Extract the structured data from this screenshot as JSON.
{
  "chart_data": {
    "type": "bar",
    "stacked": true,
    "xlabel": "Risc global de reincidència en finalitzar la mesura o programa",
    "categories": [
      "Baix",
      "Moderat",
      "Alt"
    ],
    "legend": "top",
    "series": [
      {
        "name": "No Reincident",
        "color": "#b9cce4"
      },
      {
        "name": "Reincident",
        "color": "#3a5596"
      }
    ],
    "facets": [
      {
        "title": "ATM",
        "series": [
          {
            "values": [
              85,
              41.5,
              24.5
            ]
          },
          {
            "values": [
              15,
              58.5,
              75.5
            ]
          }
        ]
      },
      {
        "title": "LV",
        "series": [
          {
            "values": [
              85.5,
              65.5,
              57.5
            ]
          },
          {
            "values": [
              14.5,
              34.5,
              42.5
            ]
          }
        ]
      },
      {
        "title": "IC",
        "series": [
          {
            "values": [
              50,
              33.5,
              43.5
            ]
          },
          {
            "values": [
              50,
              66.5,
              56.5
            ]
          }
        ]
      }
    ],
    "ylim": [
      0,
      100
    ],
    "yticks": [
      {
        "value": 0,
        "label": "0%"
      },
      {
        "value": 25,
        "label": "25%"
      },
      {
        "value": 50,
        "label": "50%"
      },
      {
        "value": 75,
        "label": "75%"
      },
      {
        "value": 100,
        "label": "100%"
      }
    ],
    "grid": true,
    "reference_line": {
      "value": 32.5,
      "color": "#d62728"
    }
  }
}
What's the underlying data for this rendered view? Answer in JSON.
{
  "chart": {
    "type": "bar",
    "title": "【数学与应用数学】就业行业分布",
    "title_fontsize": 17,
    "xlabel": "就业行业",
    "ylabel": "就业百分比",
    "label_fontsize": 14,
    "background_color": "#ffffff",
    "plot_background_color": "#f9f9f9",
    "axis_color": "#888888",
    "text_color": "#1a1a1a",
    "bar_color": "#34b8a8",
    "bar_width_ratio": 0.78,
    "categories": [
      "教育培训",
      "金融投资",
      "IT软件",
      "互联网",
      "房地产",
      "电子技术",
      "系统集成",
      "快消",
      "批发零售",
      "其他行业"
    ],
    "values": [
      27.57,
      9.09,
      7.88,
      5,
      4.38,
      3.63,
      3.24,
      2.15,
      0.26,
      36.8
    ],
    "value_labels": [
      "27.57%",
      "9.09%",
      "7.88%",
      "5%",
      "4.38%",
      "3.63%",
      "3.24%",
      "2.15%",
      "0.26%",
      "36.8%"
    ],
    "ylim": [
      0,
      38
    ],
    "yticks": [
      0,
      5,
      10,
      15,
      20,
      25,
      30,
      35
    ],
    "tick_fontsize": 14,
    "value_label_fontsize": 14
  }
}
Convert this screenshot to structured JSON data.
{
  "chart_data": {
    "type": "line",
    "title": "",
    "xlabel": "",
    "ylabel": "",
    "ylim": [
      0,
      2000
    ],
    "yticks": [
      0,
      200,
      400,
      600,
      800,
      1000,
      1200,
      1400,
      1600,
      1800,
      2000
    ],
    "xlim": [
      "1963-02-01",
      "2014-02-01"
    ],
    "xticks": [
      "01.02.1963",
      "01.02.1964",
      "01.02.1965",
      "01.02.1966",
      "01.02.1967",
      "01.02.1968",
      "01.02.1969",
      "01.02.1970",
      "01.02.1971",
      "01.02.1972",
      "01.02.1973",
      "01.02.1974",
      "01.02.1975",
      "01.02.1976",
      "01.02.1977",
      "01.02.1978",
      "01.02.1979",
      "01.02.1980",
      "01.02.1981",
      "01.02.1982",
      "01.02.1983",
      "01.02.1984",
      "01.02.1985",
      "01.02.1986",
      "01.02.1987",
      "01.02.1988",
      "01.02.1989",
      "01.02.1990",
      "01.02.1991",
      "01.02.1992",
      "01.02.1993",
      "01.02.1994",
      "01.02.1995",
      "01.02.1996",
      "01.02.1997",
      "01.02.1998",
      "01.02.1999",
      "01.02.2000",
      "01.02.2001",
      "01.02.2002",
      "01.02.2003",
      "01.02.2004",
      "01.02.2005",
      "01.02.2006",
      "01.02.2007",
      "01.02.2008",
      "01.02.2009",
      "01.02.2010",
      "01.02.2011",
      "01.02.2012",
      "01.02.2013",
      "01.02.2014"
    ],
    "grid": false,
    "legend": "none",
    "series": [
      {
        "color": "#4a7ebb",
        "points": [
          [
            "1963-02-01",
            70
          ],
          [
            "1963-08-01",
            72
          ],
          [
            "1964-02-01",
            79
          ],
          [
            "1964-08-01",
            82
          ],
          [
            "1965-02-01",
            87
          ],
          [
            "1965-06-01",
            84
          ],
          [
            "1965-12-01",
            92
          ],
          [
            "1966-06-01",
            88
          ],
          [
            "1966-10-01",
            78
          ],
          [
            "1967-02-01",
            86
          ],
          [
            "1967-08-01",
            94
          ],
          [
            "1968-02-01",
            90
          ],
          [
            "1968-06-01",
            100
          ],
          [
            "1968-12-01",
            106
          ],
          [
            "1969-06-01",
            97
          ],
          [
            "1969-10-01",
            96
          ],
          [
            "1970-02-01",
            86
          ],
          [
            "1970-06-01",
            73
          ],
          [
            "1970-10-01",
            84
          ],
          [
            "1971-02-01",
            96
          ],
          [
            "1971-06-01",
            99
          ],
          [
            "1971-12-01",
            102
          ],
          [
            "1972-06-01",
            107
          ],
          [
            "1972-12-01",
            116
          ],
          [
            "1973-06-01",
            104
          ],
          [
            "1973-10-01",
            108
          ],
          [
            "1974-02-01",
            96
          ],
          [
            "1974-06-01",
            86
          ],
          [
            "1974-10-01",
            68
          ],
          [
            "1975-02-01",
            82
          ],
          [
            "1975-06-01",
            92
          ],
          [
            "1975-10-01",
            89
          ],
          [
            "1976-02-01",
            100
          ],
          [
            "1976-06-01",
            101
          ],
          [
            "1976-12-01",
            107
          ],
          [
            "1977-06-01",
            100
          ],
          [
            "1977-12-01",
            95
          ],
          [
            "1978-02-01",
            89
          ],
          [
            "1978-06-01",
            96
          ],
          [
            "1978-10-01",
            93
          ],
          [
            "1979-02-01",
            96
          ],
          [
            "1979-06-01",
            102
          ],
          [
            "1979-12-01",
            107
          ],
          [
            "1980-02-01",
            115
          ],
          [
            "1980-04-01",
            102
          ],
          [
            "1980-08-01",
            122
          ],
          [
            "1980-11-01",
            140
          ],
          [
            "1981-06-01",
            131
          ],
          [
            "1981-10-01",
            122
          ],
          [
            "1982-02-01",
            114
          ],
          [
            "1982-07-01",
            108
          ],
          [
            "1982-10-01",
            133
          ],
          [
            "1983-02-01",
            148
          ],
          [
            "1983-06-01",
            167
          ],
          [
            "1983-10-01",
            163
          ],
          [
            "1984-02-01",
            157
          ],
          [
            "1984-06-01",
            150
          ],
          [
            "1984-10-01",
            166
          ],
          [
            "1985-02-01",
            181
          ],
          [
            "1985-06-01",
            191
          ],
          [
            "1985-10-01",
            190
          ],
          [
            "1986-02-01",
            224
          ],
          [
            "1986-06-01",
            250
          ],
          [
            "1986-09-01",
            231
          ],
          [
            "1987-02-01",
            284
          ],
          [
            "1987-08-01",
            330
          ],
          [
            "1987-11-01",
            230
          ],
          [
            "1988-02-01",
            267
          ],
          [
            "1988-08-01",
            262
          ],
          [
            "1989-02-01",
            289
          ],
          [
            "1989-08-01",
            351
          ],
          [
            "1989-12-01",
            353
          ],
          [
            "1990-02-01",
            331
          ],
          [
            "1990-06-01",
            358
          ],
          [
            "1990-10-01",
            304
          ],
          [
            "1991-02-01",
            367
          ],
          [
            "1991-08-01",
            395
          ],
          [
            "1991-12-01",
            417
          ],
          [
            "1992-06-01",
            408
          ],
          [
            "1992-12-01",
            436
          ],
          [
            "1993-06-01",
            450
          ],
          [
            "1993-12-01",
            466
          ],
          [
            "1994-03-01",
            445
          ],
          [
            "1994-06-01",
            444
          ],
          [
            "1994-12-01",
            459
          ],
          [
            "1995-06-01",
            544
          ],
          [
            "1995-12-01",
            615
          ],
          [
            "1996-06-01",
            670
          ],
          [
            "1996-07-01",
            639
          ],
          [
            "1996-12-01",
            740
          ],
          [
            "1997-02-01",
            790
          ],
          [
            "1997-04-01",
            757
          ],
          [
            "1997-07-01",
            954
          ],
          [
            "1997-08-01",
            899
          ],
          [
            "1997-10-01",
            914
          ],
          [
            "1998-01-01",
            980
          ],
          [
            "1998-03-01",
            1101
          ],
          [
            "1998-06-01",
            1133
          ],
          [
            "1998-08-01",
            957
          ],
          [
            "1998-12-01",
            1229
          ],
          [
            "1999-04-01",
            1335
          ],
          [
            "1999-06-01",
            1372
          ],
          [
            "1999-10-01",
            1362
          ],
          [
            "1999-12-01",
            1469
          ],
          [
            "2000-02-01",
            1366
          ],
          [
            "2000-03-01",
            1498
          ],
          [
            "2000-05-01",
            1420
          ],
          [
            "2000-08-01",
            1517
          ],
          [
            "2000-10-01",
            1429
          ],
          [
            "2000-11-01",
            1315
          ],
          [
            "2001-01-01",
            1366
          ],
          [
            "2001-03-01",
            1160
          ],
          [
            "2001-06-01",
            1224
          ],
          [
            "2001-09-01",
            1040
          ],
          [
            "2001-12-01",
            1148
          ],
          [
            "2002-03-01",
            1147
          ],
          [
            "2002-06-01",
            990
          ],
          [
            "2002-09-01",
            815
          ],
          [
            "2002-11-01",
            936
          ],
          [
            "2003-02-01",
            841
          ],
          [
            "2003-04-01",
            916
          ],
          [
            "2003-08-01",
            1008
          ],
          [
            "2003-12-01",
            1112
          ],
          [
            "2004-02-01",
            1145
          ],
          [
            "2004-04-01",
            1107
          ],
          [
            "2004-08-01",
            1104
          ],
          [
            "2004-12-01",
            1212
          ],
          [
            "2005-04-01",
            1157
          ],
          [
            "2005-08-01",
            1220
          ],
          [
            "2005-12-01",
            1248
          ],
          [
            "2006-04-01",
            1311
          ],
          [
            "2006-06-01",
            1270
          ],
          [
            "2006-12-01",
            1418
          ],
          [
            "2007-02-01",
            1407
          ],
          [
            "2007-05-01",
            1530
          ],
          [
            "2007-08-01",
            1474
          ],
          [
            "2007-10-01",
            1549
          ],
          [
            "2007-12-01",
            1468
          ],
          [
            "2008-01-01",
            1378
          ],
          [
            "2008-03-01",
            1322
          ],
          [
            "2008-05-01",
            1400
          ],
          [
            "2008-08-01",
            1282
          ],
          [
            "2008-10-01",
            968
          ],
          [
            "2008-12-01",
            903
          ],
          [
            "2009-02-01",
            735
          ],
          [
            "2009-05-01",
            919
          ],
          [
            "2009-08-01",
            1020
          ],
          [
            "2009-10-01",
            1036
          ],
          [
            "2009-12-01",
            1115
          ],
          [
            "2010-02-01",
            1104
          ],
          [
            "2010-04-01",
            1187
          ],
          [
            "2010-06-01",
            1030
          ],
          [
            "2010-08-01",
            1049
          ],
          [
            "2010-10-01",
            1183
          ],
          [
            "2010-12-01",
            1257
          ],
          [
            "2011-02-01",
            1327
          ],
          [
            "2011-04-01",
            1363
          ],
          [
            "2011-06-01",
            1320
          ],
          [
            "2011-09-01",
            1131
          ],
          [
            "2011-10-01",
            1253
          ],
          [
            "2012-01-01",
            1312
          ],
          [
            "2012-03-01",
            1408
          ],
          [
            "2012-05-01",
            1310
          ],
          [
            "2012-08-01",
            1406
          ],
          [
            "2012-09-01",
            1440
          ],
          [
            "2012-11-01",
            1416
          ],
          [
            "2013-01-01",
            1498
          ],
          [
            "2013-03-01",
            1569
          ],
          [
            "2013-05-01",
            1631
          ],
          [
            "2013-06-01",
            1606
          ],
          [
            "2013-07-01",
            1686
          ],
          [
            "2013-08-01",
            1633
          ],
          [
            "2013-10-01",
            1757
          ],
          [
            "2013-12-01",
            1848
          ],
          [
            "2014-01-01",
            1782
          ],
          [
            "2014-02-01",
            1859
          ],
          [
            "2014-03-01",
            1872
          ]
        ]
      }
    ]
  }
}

· · ·

From the listing above, return each line with the word "screenshot".

Extract the structured data from this screenshot as JSON.
Convert this screenshot to structured JSON data.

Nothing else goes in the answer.